→ GOAL: In the material below, list every line carrying the string "radiador".

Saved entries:

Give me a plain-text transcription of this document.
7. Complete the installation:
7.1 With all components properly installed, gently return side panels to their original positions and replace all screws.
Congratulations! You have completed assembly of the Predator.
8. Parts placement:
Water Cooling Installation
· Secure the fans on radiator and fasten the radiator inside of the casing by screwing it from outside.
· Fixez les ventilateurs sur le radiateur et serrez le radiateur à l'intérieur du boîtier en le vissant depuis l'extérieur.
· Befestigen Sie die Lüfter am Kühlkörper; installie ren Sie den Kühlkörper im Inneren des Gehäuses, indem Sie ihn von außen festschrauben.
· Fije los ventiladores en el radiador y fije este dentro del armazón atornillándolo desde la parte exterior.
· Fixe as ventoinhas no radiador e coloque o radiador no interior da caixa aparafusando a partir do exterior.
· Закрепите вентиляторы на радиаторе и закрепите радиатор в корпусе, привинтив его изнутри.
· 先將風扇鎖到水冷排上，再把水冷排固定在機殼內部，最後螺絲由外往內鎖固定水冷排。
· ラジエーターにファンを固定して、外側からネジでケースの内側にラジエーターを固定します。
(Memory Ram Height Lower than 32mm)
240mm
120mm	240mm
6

→ OUTPUT OF THE TASK:
· Fije los ventiladores en el radiador y fije este dentro del armazón atornillándolo desde la parte exterior.
· Fixe as ventoinhas no radiador e coloque o radiador no interior da caixa aparafusando a partir do exterior.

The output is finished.